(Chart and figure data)
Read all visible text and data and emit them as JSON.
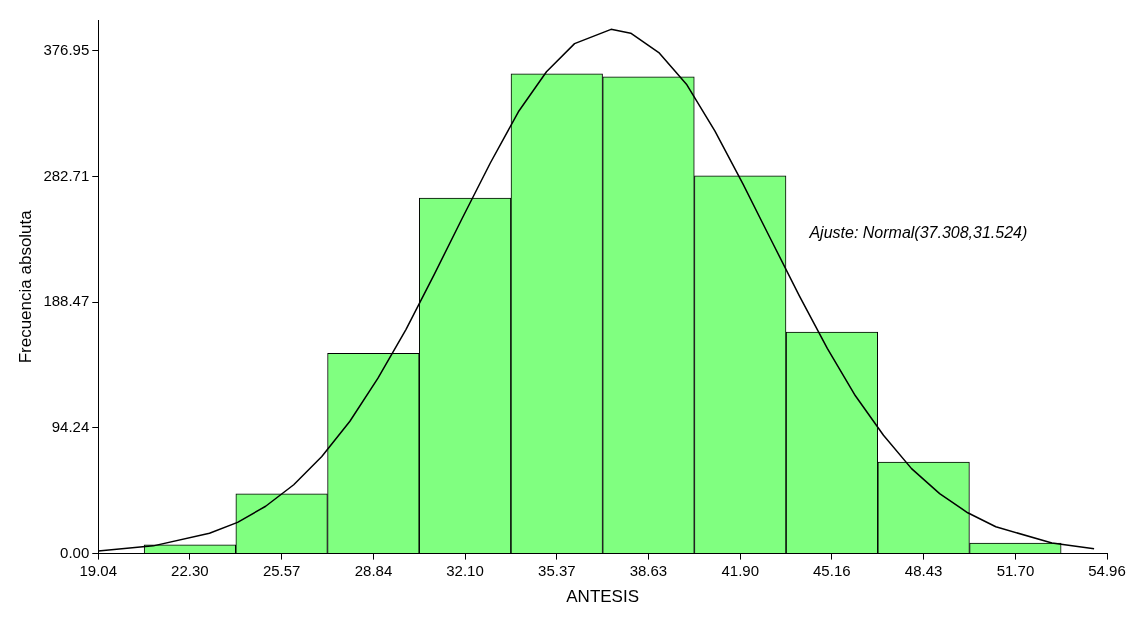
{
  "chart_data": {
    "type": "histogram",
    "xlabel": "ANTESIS",
    "ylabel": "Frecuencia absoluta",
    "annotations": [
      "Ajuste: Normal(37.308,31.524)"
    ],
    "bins": [
      20.67,
      23.936,
      27.202,
      30.468,
      33.734,
      37.0,
      40.266,
      43.532,
      46.798,
      50.064,
      53.33
    ],
    "values": [
      6.5,
      44.8,
      150.2,
      266.5,
      359.6,
      357.4,
      283.1,
      166.1,
      68.6,
      7.9
    ],
    "color": "#80ff80",
    "series": [
      {
        "type": "line",
        "color": "#000000",
        "x": [
          19.04,
          21,
          23,
          24,
          25,
          26,
          27,
          28,
          29,
          30,
          31,
          32,
          33,
          34,
          35,
          36,
          37.3,
          38,
          39,
          40,
          41,
          42,
          43,
          44,
          45,
          46,
          47,
          48,
          49,
          50,
          51,
          53,
          54.5
        ],
        "values": [
          2.0,
          5.8,
          15.3,
          23.4,
          35.5,
          51.6,
          72.8,
          99.2,
          131.5,
          168.1,
          209.1,
          251.4,
          292.8,
          331.2,
          361.2,
          382.3,
          393,
          390.1,
          375.6,
          351.4,
          316.7,
          276.9,
          235.1,
          193.4,
          153.8,
          118.3,
          88.7,
          63.7,
          45.0,
          30.6,
          20.1,
          7.9,
          3.6
        ]
      }
    ],
    "xlim": [
      19.04,
      54.96
    ],
    "xticks": [
      19.04,
      {
        "value": 22.3,
        "label": "22.30"
      },
      25.57,
      28.84,
      {
        "value": 32.1,
        "label": "32.10"
      },
      35.37,
      38.63,
      {
        "value": 41.9,
        "label": "41.90"
      },
      45.16,
      48.43,
      {
        "value": 51.7,
        "label": "51.70"
      },
      54.96
    ],
    "ylim": [
      0,
      400
    ],
    "yticks": [
      {
        "value": 0,
        "label": "0.00"
      },
      94.24,
      188.47,
      282.71,
      376.95
    ],
    "grid": false,
    "legend": false
  }
}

--- Exercise brief ---
Send back the data above word for word, with the pictures left out.

--- Output of the task ---
Read all visible text and data and emit them as JSON.
{
  "chart_data": {
    "type": "histogram",
    "xlabel": "ANTESIS",
    "ylabel": "Frecuencia absoluta",
    "annotations": [
      "Ajuste: Normal(37.308,31.524)"
    ],
    "bins": [
      20.67,
      23.936,
      27.202,
      30.468,
      33.734,
      37.0,
      40.266,
      43.532,
      46.798,
      50.064,
      53.33
    ],
    "values": [
      6.5,
      44.8,
      150.2,
      266.5,
      359.6,
      357.4,
      283.1,
      166.1,
      68.6,
      7.9
    ],
    "color": "#80ff80",
    "series": [
      {
        "type": "line",
        "color": "#000000",
        "x": [
          19.04,
          21,
          23,
          24,
          25,
          26,
          27,
          28,
          29,
          30,
          31,
          32,
          33,
          34,
          35,
          36,
          37.3,
          38,
          39,
          40,
          41,
          42,
          43,
          44,
          45,
          46,
          47,
          48,
          49,
          50,
          51,
          53,
          54.5
        ],
        "values": [
          2.0,
          5.8,
          15.3,
          23.4,
          35.5,
          51.6,
          72.8,
          99.2,
          131.5,
          168.1,
          209.1,
          251.4,
          292.8,
          331.2,
          361.2,
          382.3,
          393,
          390.1,
          375.6,
          351.4,
          316.7,
          276.9,
          235.1,
          193.4,
          153.8,
          118.3,
          88.7,
          63.7,
          45.0,
          30.6,
          20.1,
          7.9,
          3.6
        ]
      }
    ],
    "xlim": [
      19.04,
      54.96
    ],
    "xticks": [
      19.04,
      {
        "value": 22.3,
        "label": "22.30"
      },
      25.57,
      28.84,
      {
        "value": 32.1,
        "label": "32.10"
      },
      35.37,
      38.63,
      {
        "value": 41.9,
        "label": "41.90"
      },
      45.16,
      48.43,
      {
        "value": 51.7,
        "label": "51.70"
      },
      54.96
    ],
    "ylim": [
      0,
      400
    ],
    "yticks": [
      {
        "value": 0,
        "label": "0.00"
      },
      94.24,
      188.47,
      282.71,
      376.95
    ],
    "grid": false,
    "legend": false
  }
}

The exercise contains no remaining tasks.